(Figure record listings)
--- Start ---
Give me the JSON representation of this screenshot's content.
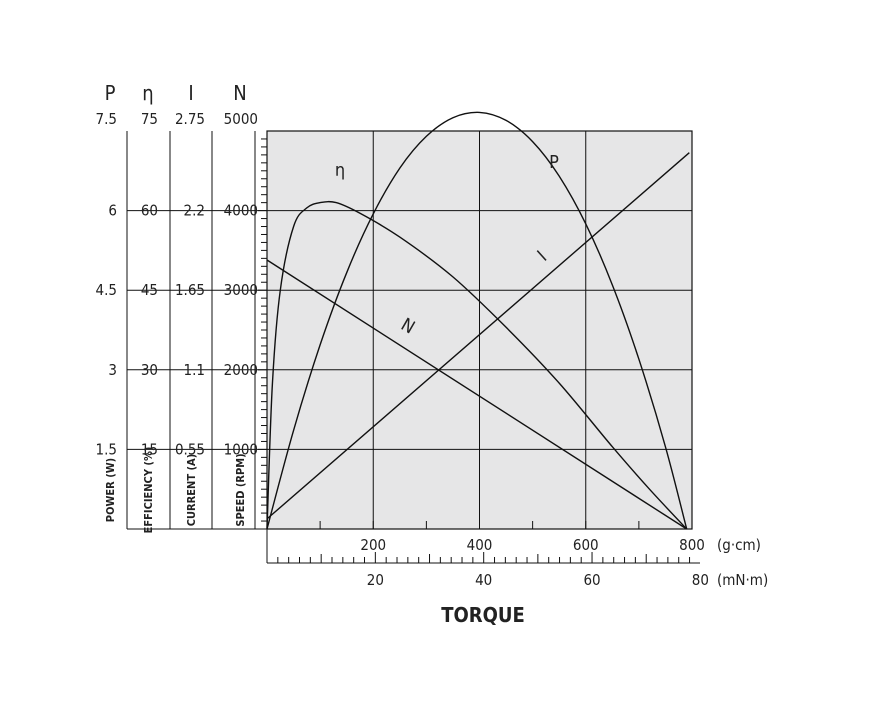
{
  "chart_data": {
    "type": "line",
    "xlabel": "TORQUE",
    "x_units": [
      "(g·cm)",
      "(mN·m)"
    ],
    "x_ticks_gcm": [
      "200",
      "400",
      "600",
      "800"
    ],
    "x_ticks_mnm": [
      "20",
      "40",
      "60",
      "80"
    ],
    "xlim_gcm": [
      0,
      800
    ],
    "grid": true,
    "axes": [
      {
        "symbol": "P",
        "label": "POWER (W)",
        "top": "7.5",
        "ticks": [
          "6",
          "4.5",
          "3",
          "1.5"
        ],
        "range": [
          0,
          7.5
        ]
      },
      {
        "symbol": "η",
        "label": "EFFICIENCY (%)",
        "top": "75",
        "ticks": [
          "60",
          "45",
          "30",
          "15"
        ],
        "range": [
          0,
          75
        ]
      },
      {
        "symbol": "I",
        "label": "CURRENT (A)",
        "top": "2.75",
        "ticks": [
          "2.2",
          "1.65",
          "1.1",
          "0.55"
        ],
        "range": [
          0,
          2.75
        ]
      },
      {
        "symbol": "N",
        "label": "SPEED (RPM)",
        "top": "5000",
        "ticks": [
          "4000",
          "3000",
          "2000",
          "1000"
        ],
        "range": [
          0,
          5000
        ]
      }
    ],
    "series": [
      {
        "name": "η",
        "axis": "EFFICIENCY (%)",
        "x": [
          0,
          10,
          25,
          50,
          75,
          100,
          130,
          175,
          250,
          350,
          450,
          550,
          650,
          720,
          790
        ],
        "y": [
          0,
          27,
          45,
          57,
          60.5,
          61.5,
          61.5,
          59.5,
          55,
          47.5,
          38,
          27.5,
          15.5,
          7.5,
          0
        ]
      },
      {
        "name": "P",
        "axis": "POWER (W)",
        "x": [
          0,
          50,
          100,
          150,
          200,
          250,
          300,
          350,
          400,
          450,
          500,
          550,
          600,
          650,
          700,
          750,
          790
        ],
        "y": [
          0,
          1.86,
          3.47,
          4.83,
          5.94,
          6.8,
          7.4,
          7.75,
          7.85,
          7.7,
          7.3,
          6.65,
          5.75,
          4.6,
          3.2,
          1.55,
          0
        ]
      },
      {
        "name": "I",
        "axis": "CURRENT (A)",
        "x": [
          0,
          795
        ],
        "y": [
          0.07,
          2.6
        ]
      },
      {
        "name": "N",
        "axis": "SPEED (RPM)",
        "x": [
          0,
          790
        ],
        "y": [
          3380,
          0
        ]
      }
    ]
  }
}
--- End ---
--- Start ---
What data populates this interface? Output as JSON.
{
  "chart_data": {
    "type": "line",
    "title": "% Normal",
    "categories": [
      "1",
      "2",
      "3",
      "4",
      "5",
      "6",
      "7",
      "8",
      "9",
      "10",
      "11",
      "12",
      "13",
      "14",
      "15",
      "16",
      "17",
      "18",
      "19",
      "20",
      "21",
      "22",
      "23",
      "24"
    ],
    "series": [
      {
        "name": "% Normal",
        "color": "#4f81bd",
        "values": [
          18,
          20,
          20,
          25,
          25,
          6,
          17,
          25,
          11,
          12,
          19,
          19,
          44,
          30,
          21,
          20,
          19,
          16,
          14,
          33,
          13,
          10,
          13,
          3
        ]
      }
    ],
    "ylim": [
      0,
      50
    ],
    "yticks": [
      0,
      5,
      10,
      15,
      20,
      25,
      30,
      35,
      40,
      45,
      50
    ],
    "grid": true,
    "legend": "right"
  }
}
--- End ---
Extract every line containing the string "JSON" from the data above.

Give me the JSON representation of this screenshot's content.
What data populates this interface? Output as JSON.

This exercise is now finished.